● JOB
Will you output the entries below exactly, skipping every image they contain?

● THE DATA
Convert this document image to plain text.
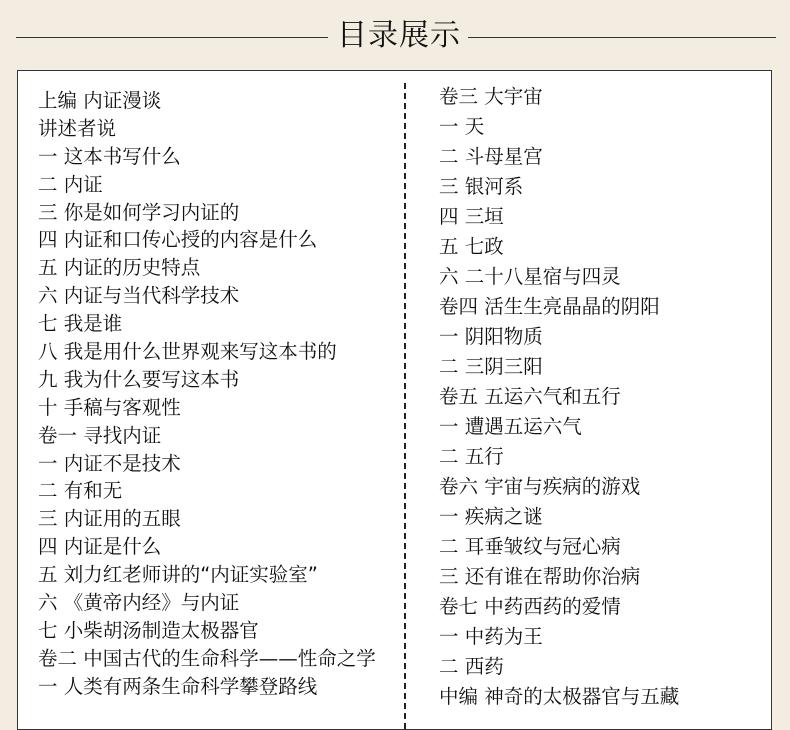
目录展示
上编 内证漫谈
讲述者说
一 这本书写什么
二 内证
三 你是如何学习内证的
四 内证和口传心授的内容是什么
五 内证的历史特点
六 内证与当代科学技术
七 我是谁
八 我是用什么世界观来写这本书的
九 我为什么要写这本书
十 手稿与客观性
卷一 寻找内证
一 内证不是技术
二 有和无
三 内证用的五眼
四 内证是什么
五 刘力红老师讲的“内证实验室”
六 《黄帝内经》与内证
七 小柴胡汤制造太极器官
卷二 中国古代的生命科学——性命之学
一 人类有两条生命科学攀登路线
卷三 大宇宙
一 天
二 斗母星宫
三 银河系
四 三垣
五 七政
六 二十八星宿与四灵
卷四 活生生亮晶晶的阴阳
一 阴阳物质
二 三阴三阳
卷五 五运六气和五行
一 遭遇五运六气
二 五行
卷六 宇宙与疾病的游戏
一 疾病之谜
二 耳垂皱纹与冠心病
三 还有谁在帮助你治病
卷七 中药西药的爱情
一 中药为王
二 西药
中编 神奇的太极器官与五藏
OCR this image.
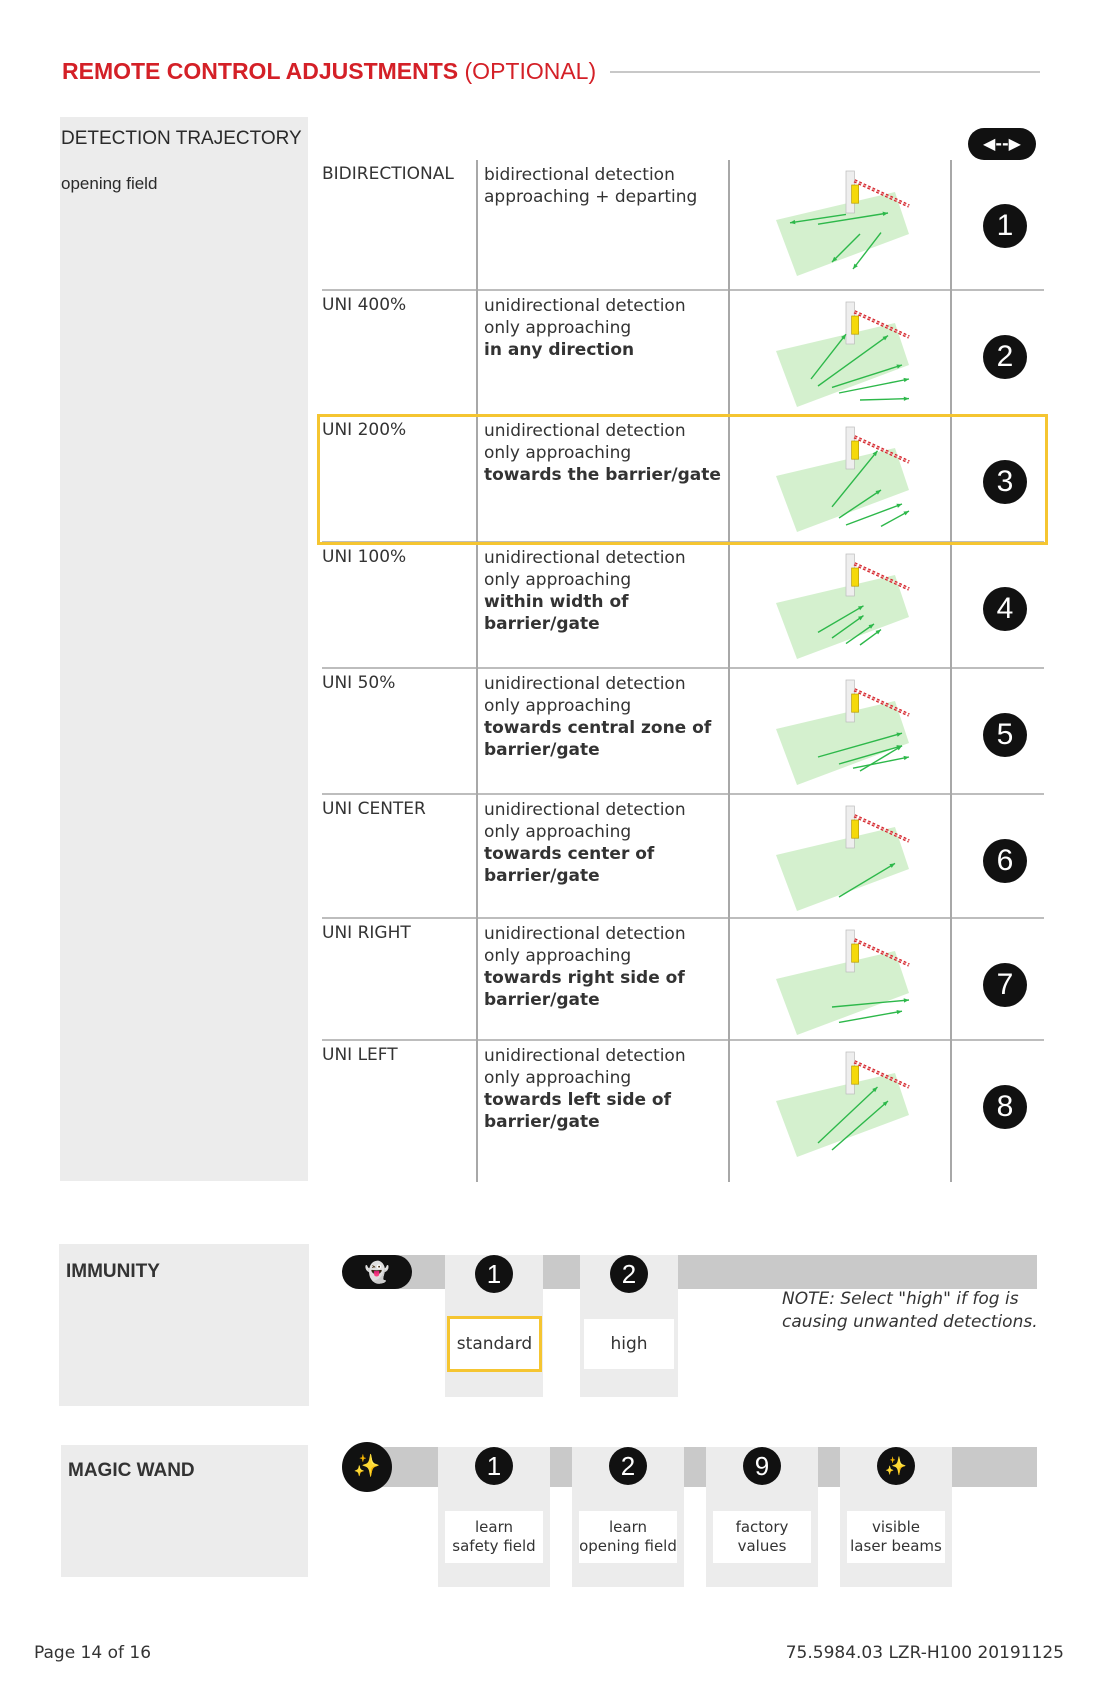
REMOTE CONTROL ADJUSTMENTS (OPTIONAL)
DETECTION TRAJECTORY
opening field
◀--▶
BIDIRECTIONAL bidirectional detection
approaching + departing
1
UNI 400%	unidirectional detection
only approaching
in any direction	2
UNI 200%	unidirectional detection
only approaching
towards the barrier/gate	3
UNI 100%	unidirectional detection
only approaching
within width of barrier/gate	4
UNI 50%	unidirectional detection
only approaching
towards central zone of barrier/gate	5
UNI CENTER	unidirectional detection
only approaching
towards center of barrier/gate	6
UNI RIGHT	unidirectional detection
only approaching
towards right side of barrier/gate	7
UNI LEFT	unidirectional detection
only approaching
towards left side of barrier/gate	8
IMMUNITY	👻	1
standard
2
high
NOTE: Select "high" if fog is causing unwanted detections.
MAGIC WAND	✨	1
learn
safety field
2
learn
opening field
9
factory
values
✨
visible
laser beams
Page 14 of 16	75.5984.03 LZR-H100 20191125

● THE RESPONSE
Convert this document image to plain text.
目录展示
上编 内证漫谈
讲述者说
一 这本书写什么
二 内证
三 你是如何学习内证的
四 内证和口传心授的内容是什么
五 内证的历史特点
六 内证与当代科学技术
七 我是谁
八 我是用什么世界观来写这本书的
九 我为什么要写这本书
十 手稿与客观性
卷一 寻找内证
一 内证不是技术
二 有和无
三 内证用的五眼
四 内证是什么
五 刘力红老师讲的“内证实验室”
六 《黄帝内经》与内证
七 小柴胡汤制造太极器官
卷二 中国古代的生命科学——性命之学
一 人类有两条生命科学攀登路线
卷三 大宇宙
一 天
二 斗母星宫
三 银河系
四 三垣
五 七政
六 二十八星宿与四灵
卷四 活生生亮晶晶的阴阳
一 阴阳物质
二 三阴三阳
卷五 五运六气和五行
一 遭遇五运六气
二 五行
卷六 宇宙与疾病的游戏
一 疾病之谜
二 耳垂皱纹与冠心病
三 还有谁在帮助你治病
卷七 中药西药的爱情
一 中药为王
二 西药
中编 神奇的太极器官与五藏
OCR this image.
REMOTE CONTROL ADJUSTMENTS (OPTIONAL)
DETECTION TRAJECTORY
opening field
◀--▶
BIDIRECTIONAL bidirectional detection
approaching + departing
1
UNI 400%	unidirectional detection
only approaching
in any direction	2
UNI 200%	unidirectional detection
only approaching
towards the barrier/gate	3
UNI 100%	unidirectional detection
only approaching
within width of barrier/gate	4
UNI 50%	unidirectional detection
only approaching
towards central zone of barrier/gate	5
UNI CENTER	unidirectional detection
only approaching
towards center of barrier/gate	6
UNI RIGHT	unidirectional detection
only approaching
towards right side of barrier/gate	7
UNI LEFT	unidirectional detection
only approaching
towards left side of barrier/gate	8
IMMUNITY	👻	1
standard
2
high
NOTE: Select "high" if fog is causing unwanted detections.
MAGIC WAND	✨	1
learn
safety field
2
learn
opening field
9
factory
values
✨
visible
laser beams
Page 14 of 16	75.5984.03 LZR-H100 20191125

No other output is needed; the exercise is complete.